───── STORED DATA ─────

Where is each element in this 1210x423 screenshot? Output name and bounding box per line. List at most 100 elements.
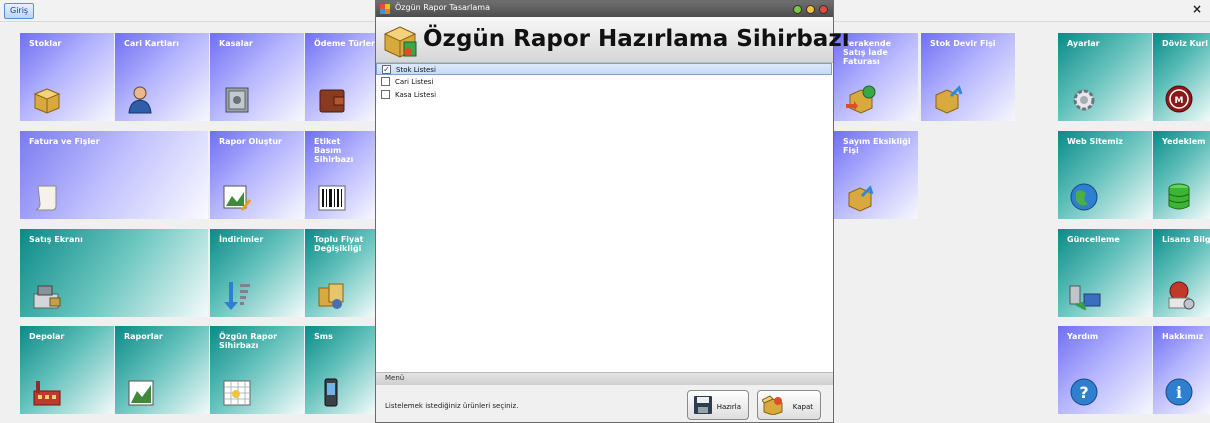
price-tags-icon — [318, 283, 344, 309]
tile-guncelleme[interactable]: Güncelleme — [1058, 229, 1152, 317]
wallet-icon — [319, 89, 345, 113]
report-image-icon — [223, 185, 252, 211]
tile-label: Ayarlar — [1067, 39, 1100, 48]
dialog-header-title: Özgün Rapor Hazırlama Sihirbazı — [423, 26, 850, 52]
box-count-icon — [848, 185, 874, 212]
sort-descending-icon — [224, 282, 250, 310]
tile-label: Web Sitemiz — [1067, 137, 1123, 146]
report-wizard-dialog: Özgün Rapor Tasarlama Özgün Rapor Hazırl… — [375, 0, 850, 423]
dialog-title-bar[interactable]: Özgün Rapor Tasarlama — [376, 1, 833, 17]
tile-label: Kasalar — [219, 39, 253, 48]
open-box-icon — [762, 395, 783, 415]
tile-label: Yardım — [1067, 332, 1099, 341]
prepare-button-label: Hazırla — [716, 403, 741, 411]
tile-sms[interactable]: Sms — [305, 326, 375, 414]
tile-label: Raporlar — [124, 332, 163, 341]
tile-hakkimizda[interactable]: Hakkımız i — [1153, 326, 1210, 414]
user-icon — [128, 86, 152, 114]
report-list: ✓ Stok Listesi Cari Listesi Kasa Listesi — [376, 63, 833, 372]
floppy-disk-icon — [694, 396, 712, 414]
tile-stoklar[interactable]: Stoklar — [20, 33, 114, 121]
list-item-label: Cari Listesi — [395, 78, 434, 86]
globe-icon — [1070, 183, 1098, 211]
tile-label: Etiket Basım Sihirbazı — [314, 137, 354, 164]
tile-label: Cari Kartları — [124, 39, 179, 48]
tile-label: Rapor Oluştur — [219, 137, 282, 146]
cash-register-icon — [33, 285, 61, 309]
tile-label: Döviz Kurl — [1162, 39, 1208, 48]
checkbox[interactable] — [381, 90, 390, 99]
svg-text:?: ? — [1079, 383, 1088, 402]
close-icon[interactable]: × — [1192, 2, 1202, 16]
tile-etiket-basim[interactable]: Etiket Basım Sihirbazı — [305, 131, 375, 219]
tile-label: Stoklar — [29, 39, 62, 48]
tile-label: Özgün Rapor Sihirbazı — [219, 332, 278, 350]
tile-label: Satış Ekranı — [29, 235, 83, 244]
tile-lisans-bilgileri[interactable]: Lisans Bilg — [1153, 229, 1210, 317]
tile-odeme-turleri[interactable]: Ödeme Türleri — [305, 33, 375, 121]
dialog-footer: Listelemek istediğiniz ürünleri seçiniz.… — [376, 385, 833, 422]
tile-yedekleme[interactable]: Yedeklem — [1153, 131, 1210, 219]
close-button-label: Kapat — [792, 403, 813, 411]
info-icon: i — [1165, 378, 1193, 406]
menu-label: Menü — [385, 374, 405, 382]
close-button[interactable]: Kapat — [757, 390, 821, 420]
prepare-button[interactable]: Hazırla — [687, 390, 749, 420]
box-transfer-icon — [935, 85, 963, 114]
tile-kasalar[interactable]: Kasalar — [210, 33, 304, 121]
close-window-icon[interactable] — [819, 5, 828, 14]
barcode-icon — [318, 185, 346, 211]
tile-label: Hakkımız — [1162, 332, 1204, 341]
tile-rapor-olustur[interactable]: Rapor Oluştur — [210, 131, 304, 219]
tile-web-sitemiz[interactable]: Web Sitemiz — [1058, 131, 1152, 219]
tile-doviz-kurlari[interactable]: Döviz Kurl M — [1153, 33, 1210, 121]
tile-label: Sms — [314, 332, 333, 341]
dialog-window-title: Özgün Rapor Tasarlama — [395, 3, 490, 12]
safe-icon — [225, 87, 249, 113]
tile-label: Ödeme Türleri — [314, 39, 375, 48]
tile-satis-ekrani[interactable]: Satış Ekranı — [20, 229, 208, 317]
svg-text:i: i — [1176, 383, 1182, 402]
tile-cari-kartlari[interactable]: Cari Kartları — [115, 33, 209, 121]
menu-bar[interactable]: Menü — [376, 372, 833, 385]
picture-icon — [128, 380, 154, 406]
list-item-stok-listesi[interactable]: ✓ Stok Listesi — [376, 63, 832, 75]
checkbox[interactable] — [381, 77, 390, 86]
database-icon — [1168, 183, 1190, 210]
gear-icon — [1073, 89, 1095, 111]
tile-label: Yedeklem — [1162, 137, 1206, 146]
restore-icon[interactable] — [793, 5, 802, 14]
tile-indirimler[interactable]: İndirimler — [210, 229, 304, 317]
tile-label: Sayım Eksikliği Fişi — [843, 137, 911, 155]
list-item-label: Kasa Listesi — [395, 91, 437, 99]
tab-giris[interactable]: Giriş — [4, 3, 35, 19]
computer-update-icon — [1069, 285, 1101, 310]
list-item-kasa-listesi[interactable]: Kasa Listesi — [376, 89, 832, 101]
tile-yardim[interactable]: Yardım ? — [1058, 326, 1152, 414]
tile-ayarlar[interactable]: Ayarlar — [1058, 33, 1152, 121]
tile-depolar[interactable]: Depolar — [20, 326, 114, 414]
box-return-icon — [846, 85, 876, 114]
dialog-header: Özgün Rapor Hazırlama Sihirbazı — [376, 17, 850, 63]
minimize-icon[interactable] — [806, 5, 815, 14]
list-item-cari-listesi[interactable]: Cari Listesi — [376, 76, 832, 88]
central-bank-logo-icon: M — [1165, 85, 1193, 113]
tile-raporlar[interactable]: Raporlar — [115, 326, 209, 414]
tile-ozgun-rapor-sihirbazi[interactable]: Özgün Rapor Sihirbazı — [210, 326, 304, 414]
tile-stok-devir-fisi[interactable]: Stok Devir Fişi — [921, 33, 1015, 121]
svg-text:M: M — [1175, 96, 1184, 106]
tile-toplu-fiyat[interactable]: Toplu Fiyat Değişikliği — [305, 229, 375, 317]
tile-label: Lisans Bilg — [1162, 235, 1210, 244]
tile-fatura-ve-fisler[interactable]: Fatura ve Fişler — [20, 131, 208, 219]
factory-icon — [33, 381, 61, 406]
help-icon: ? — [1070, 378, 1098, 406]
tile-label: Perakende Satış İade Faturası — [843, 39, 892, 66]
box-icon — [33, 88, 61, 114]
list-item-label: Stok Listesi — [396, 66, 436, 74]
tile-sayim-eksikligi[interactable]: Sayım Eksikliği Fişi — [834, 131, 918, 219]
tile-label: Stok Devir Fişi — [930, 39, 996, 48]
scroll-icon — [35, 185, 57, 211]
checkbox-checked[interactable]: ✓ — [382, 65, 391, 74]
tile-label: Toplu Fiyat Değişikliği — [314, 235, 364, 253]
app-icon — [380, 4, 390, 14]
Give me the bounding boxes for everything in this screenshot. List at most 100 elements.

─────

**TASK PROMPT**
Rewrite all of the material above, changing every "at most 100 elements" to "no more than 100 elements" and keeping everything else as it is. Leave out the pictures.

**WRITTEN RESPONSE**
Where is each element in this 1210x423 screenshot? Output name and bounding box per line. List no more than 100 elements.
price-tags-icon — [318, 283, 344, 309]
tile-guncelleme[interactable]: Güncelleme — [1058, 229, 1152, 317]
wallet-icon — [319, 89, 345, 113]
report-image-icon — [223, 185, 252, 211]
tile-label: Ayarlar — [1067, 39, 1100, 48]
dialog-header-title: Özgün Rapor Hazırlama Sihirbazı — [423, 26, 850, 52]
box-count-icon — [848, 185, 874, 212]
sort-descending-icon — [224, 282, 250, 310]
tile-label: Web Sitemiz — [1067, 137, 1123, 146]
report-wizard-dialog: Özgün Rapor Tasarlama Özgün Rapor Hazırl… — [375, 0, 850, 423]
dialog-title-bar[interactable]: Özgün Rapor Tasarlama — [376, 1, 833, 17]
tile-label: Kasalar — [219, 39, 253, 48]
open-box-icon — [762, 395, 783, 415]
tile-label: Yardım — [1067, 332, 1099, 341]
prepare-button-label: Hazırla — [716, 403, 741, 411]
tile-sms[interactable]: Sms — [305, 326, 375, 414]
tile-label: Raporlar — [124, 332, 163, 341]
tile-hakkimizda[interactable]: Hakkımız i — [1153, 326, 1210, 414]
user-icon — [128, 86, 152, 114]
report-list: ✓ Stok Listesi Cari Listesi Kasa Listesi — [376, 63, 833, 372]
floppy-disk-icon — [694, 396, 712, 414]
tile-stoklar[interactable]: Stoklar — [20, 33, 114, 121]
list-item-label: Cari Listesi — [395, 78, 434, 86]
globe-icon — [1070, 183, 1098, 211]
tile-label: Etiket Basım Sihirbazı — [314, 137, 354, 164]
tile-label: Cari Kartları — [124, 39, 179, 48]
tile-label: Rapor Oluştur — [219, 137, 282, 146]
cash-register-icon — [33, 285, 61, 309]
tile-label: Döviz Kurl — [1162, 39, 1208, 48]
checkbox[interactable] — [381, 90, 390, 99]
svg-text:?: ? — [1079, 383, 1088, 402]
close-icon[interactable]: × — [1192, 2, 1202, 16]
tile-etiket-basim[interactable]: Etiket Basım Sihirbazı — [305, 131, 375, 219]
tile-label: Stoklar — [29, 39, 62, 48]
tile-label: Özgün Rapor Sihirbazı — [219, 332, 278, 350]
tile-label: Satış Ekranı — [29, 235, 83, 244]
tile-lisans-bilgileri[interactable]: Lisans Bilg — [1153, 229, 1210, 317]
tile-odeme-turleri[interactable]: Ödeme Türleri — [305, 33, 375, 121]
dialog-footer: Listelemek istediğiniz ürünleri seçiniz.… — [376, 385, 833, 422]
tile-yedekleme[interactable]: Yedeklem — [1153, 131, 1210, 219]
close-button-label: Kapat — [792, 403, 813, 411]
info-icon: i — [1165, 378, 1193, 406]
menu-label: Menü — [385, 374, 405, 382]
close-button[interactable]: Kapat — [757, 390, 821, 420]
prepare-button[interactable]: Hazırla — [687, 390, 749, 420]
box-transfer-icon — [935, 85, 963, 114]
tile-kasalar[interactable]: Kasalar — [210, 33, 304, 121]
close-window-icon[interactable] — [819, 5, 828, 14]
barcode-icon — [318, 185, 346, 211]
tile-label: Hakkımız — [1162, 332, 1204, 341]
tile-rapor-olustur[interactable]: Rapor Oluştur — [210, 131, 304, 219]
tile-web-sitemiz[interactable]: Web Sitemiz — [1058, 131, 1152, 219]
tile-doviz-kurlari[interactable]: Döviz Kurl M — [1153, 33, 1210, 121]
tile-label: Sms — [314, 332, 333, 341]
dialog-window-title: Özgün Rapor Tasarlama — [395, 3, 490, 12]
safe-icon — [225, 87, 249, 113]
tile-label: Ödeme Türleri — [314, 39, 375, 48]
tile-satis-ekrani[interactable]: Satış Ekranı — [20, 229, 208, 317]
svg-text:i: i — [1176, 383, 1182, 402]
tile-cari-kartlari[interactable]: Cari Kartları — [115, 33, 209, 121]
menu-bar[interactable]: Menü — [376, 372, 833, 385]
picture-icon — [128, 380, 154, 406]
list-item-stok-listesi[interactable]: ✓ Stok Listesi — [376, 63, 832, 75]
checkbox[interactable] — [381, 77, 390, 86]
database-icon — [1168, 183, 1190, 210]
gear-icon — [1073, 89, 1095, 111]
tile-label: Yedeklem — [1162, 137, 1206, 146]
restore-icon[interactable] — [793, 5, 802, 14]
tile-indirimler[interactable]: İndirimler — [210, 229, 304, 317]
tile-label: Sayım Eksikliği Fişi — [843, 137, 911, 155]
list-item-label: Kasa Listesi — [395, 91, 437, 99]
tab-giris[interactable]: Giriş — [4, 3, 35, 19]
computer-update-icon — [1069, 285, 1101, 310]
list-item-kasa-listesi[interactable]: Kasa Listesi — [376, 89, 832, 101]
tile-yardim[interactable]: Yardım ? — [1058, 326, 1152, 414]
tile-ayarlar[interactable]: Ayarlar — [1058, 33, 1152, 121]
tile-depolar[interactable]: Depolar — [20, 326, 114, 414]
box-return-icon — [846, 85, 876, 114]
dialog-header: Özgün Rapor Hazırlama Sihirbazı — [376, 17, 850, 63]
minimize-icon[interactable] — [806, 5, 815, 14]
list-item-cari-listesi[interactable]: Cari Listesi — [376, 76, 832, 88]
central-bank-logo-icon: M — [1165, 85, 1193, 113]
tile-raporlar[interactable]: Raporlar — [115, 326, 209, 414]
tile-ozgun-rapor-sihirbazi[interactable]: Özgün Rapor Sihirbazı — [210, 326, 304, 414]
tile-stok-devir-fisi[interactable]: Stok Devir Fişi — [921, 33, 1015, 121]
svg-text:M: M — [1175, 96, 1184, 106]
tile-toplu-fiyat[interactable]: Toplu Fiyat Değişikliği — [305, 229, 375, 317]
tile-label: Lisans Bilg — [1162, 235, 1210, 244]
tile-fatura-ve-fisler[interactable]: Fatura ve Fişler — [20, 131, 208, 219]
factory-icon — [33, 381, 61, 406]
help-icon: ? — [1070, 378, 1098, 406]
tile-label: Perakende Satış İade Faturası — [843, 39, 892, 66]
box-icon — [33, 88, 61, 114]
list-item-label: Stok Listesi — [396, 66, 436, 74]
tile-sayim-eksikligi[interactable]: Sayım Eksikliği Fişi — [834, 131, 918, 219]
tile-label: Stok Devir Fişi — [930, 39, 996, 48]
scroll-icon — [35, 185, 57, 211]
checkbox-checked[interactable]: ✓ — [382, 65, 391, 74]
tile-label: Toplu Fiyat Değişikliği — [314, 235, 364, 253]
app-icon — [380, 4, 390, 14]
Give me the bounding boxes for everything in this screenshot. List no more than 100 elements.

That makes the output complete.